Exercise task. Omit images. Retype all entries verbatim.
------------
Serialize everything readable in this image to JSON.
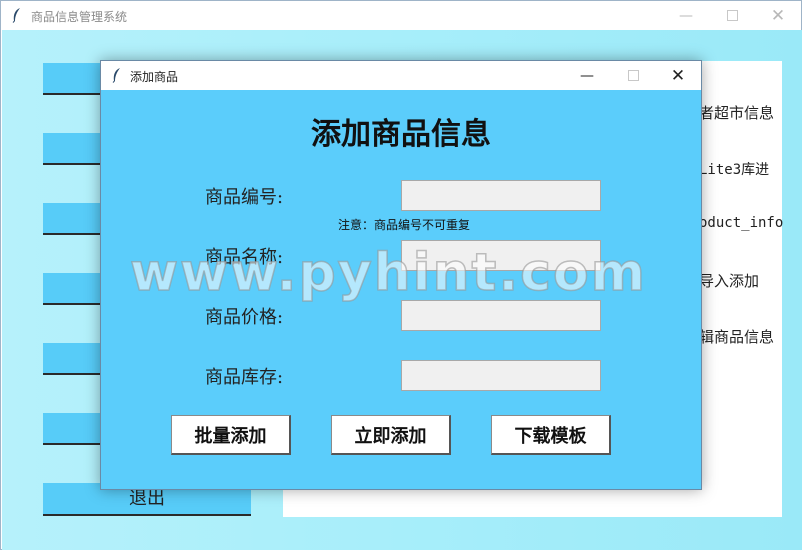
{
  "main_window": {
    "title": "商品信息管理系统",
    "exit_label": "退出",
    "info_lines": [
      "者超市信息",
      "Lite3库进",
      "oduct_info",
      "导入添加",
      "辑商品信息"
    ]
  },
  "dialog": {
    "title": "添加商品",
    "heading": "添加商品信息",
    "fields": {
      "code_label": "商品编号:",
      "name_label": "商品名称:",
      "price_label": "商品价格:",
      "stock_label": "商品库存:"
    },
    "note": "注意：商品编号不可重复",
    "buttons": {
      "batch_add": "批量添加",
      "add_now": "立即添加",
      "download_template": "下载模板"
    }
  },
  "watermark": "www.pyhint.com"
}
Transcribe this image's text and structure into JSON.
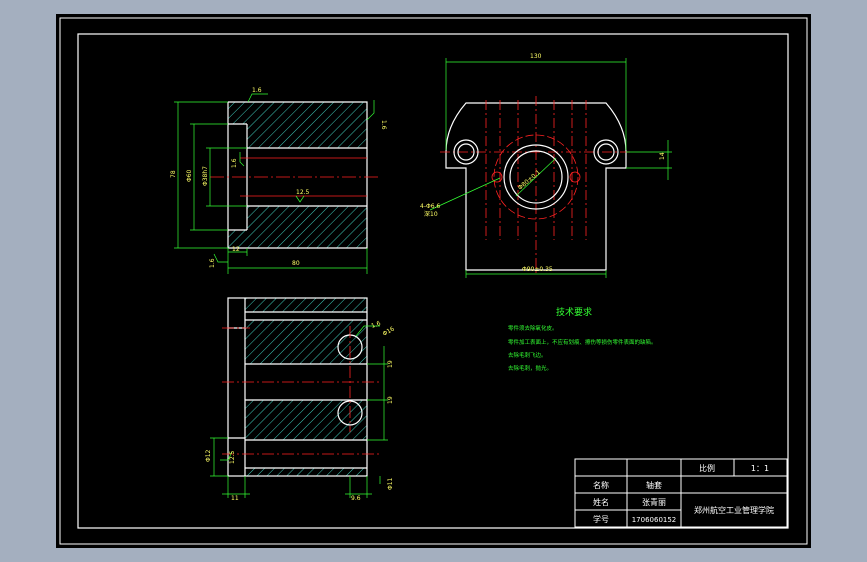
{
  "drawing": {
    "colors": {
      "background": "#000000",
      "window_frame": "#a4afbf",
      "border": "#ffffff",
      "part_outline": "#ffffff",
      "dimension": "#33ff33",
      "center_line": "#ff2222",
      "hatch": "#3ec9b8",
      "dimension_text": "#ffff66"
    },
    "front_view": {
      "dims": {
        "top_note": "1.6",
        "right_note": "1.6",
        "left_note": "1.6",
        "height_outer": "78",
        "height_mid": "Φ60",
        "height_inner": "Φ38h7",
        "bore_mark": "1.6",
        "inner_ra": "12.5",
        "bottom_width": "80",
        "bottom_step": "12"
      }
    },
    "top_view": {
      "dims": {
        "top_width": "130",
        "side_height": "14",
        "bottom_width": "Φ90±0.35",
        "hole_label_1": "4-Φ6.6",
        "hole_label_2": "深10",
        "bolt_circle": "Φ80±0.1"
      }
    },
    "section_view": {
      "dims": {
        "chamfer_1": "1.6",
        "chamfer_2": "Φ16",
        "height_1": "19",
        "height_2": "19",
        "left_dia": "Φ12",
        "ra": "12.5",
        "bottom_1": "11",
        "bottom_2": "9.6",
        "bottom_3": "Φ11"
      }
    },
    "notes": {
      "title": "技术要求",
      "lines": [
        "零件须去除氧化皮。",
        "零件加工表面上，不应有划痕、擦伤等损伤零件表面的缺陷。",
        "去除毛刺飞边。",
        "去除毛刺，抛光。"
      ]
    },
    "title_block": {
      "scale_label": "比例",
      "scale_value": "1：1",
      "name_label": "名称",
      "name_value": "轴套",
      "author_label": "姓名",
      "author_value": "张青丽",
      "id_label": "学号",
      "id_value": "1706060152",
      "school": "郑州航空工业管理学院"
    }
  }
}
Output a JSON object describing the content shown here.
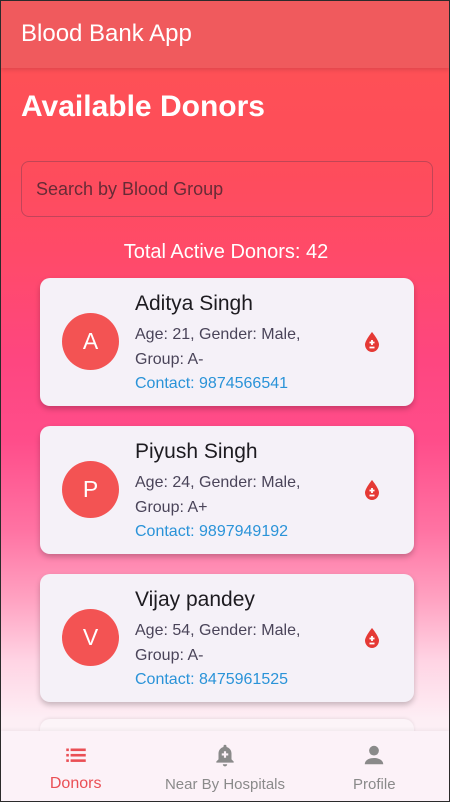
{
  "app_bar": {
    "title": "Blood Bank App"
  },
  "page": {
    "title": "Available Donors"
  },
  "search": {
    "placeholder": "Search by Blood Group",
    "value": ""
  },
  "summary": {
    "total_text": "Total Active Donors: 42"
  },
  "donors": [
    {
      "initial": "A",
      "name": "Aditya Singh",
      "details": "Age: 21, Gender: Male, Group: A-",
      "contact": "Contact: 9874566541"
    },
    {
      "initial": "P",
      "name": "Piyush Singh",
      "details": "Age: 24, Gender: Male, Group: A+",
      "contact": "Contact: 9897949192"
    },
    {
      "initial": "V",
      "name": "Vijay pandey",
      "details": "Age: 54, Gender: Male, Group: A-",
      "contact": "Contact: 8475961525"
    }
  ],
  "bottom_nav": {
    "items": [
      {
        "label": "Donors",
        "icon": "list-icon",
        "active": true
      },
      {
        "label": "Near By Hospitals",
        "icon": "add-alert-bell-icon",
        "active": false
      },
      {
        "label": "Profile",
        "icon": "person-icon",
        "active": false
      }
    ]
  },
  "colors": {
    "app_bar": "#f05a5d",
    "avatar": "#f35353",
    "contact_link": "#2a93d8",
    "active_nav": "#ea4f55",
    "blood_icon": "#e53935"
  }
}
------------
In response.
Serialize everything readable in this image to JSON.
{
  "main_window": {
    "title": "商品信息管理系统",
    "exit_label": "退出",
    "info_lines": [
      "者超市信息",
      "Lite3库进",
      "oduct_info",
      "导入添加",
      "辑商品信息"
    ]
  },
  "dialog": {
    "title": "添加商品",
    "heading": "添加商品信息",
    "fields": {
      "code_label": "商品编号:",
      "name_label": "商品名称:",
      "price_label": "商品价格:",
      "stock_label": "商品库存:"
    },
    "note": "注意：商品编号不可重复",
    "buttons": {
      "batch_add": "批量添加",
      "add_now": "立即添加",
      "download_template": "下载模板"
    }
  },
  "watermark": "www.pyhint.com"
}
Transcribe this image's text and structure into JSON.
{
  "drawing": {
    "colors": {
      "background": "#000000",
      "window_frame": "#a4afbf",
      "border": "#ffffff",
      "part_outline": "#ffffff",
      "dimension": "#33ff33",
      "center_line": "#ff2222",
      "hatch": "#3ec9b8",
      "dimension_text": "#ffff66"
    },
    "front_view": {
      "dims": {
        "top_note": "1.6",
        "right_note": "1.6",
        "left_note": "1.6",
        "height_outer": "78",
        "height_mid": "Φ60",
        "height_inner": "Φ38h7",
        "bore_mark": "1.6",
        "inner_ra": "12.5",
        "bottom_width": "80",
        "bottom_step": "12"
      }
    },
    "top_view": {
      "dims": {
        "top_width": "130",
        "side_height": "14",
        "bottom_width": "Φ90±0.35",
        "hole_label_1": "4-Φ6.6",
        "hole_label_2": "深10",
        "bolt_circle": "Φ80±0.1"
      }
    },
    "section_view": {
      "dims": {
        "chamfer_1": "1.6",
        "chamfer_2": "Φ16",
        "height_1": "19",
        "height_2": "19",
        "left_dia": "Φ12",
        "ra": "12.5",
        "bottom_1": "11",
        "bottom_2": "9.6",
        "bottom_3": "Φ11"
      }
    },
    "notes": {
      "title": "技术要求",
      "lines": [
        "零件须去除氧化皮。",
        "零件加工表面上，不应有划痕、擦伤等损伤零件表面的缺陷。",
        "去除毛刺飞边。",
        "去除毛刺，抛光。"
      ]
    },
    "title_block": {
      "scale_label": "比例",
      "scale_value": "1：1",
      "name_label": "名称",
      "name_value": "轴套",
      "author_label": "姓名",
      "author_value": "张青丽",
      "id_label": "学号",
      "id_value": "1706060152",
      "school": "郑州航空工业管理学院"
    }
  }
}
Output a JSON object describing the content shown here.
{
  "app_bar": {
    "title": "Blood Bank App"
  },
  "page": {
    "title": "Available Donors"
  },
  "search": {
    "placeholder": "Search by Blood Group",
    "value": ""
  },
  "summary": {
    "total_text": "Total Active Donors: 42"
  },
  "donors": [
    {
      "initial": "A",
      "name": "Aditya Singh",
      "details": "Age: 21, Gender: Male, Group: A-",
      "contact": "Contact: 9874566541"
    },
    {
      "initial": "P",
      "name": "Piyush Singh",
      "details": "Age: 24, Gender: Male, Group: A+",
      "contact": "Contact: 9897949192"
    },
    {
      "initial": "V",
      "name": "Vijay pandey",
      "details": "Age: 54, Gender: Male, Group: A-",
      "contact": "Contact: 8475961525"
    }
  ],
  "bottom_nav": {
    "items": [
      {
        "label": "Donors",
        "icon": "list-icon",
        "active": true
      },
      {
        "label": "Near By Hospitals",
        "icon": "add-alert-bell-icon",
        "active": false
      },
      {
        "label": "Profile",
        "icon": "person-icon",
        "active": false
      }
    ]
  },
  "colors": {
    "app_bar": "#f05a5d",
    "avatar": "#f35353",
    "contact_link": "#2a93d8",
    "active_nav": "#ea4f55",
    "blood_icon": "#e53935"
  }
}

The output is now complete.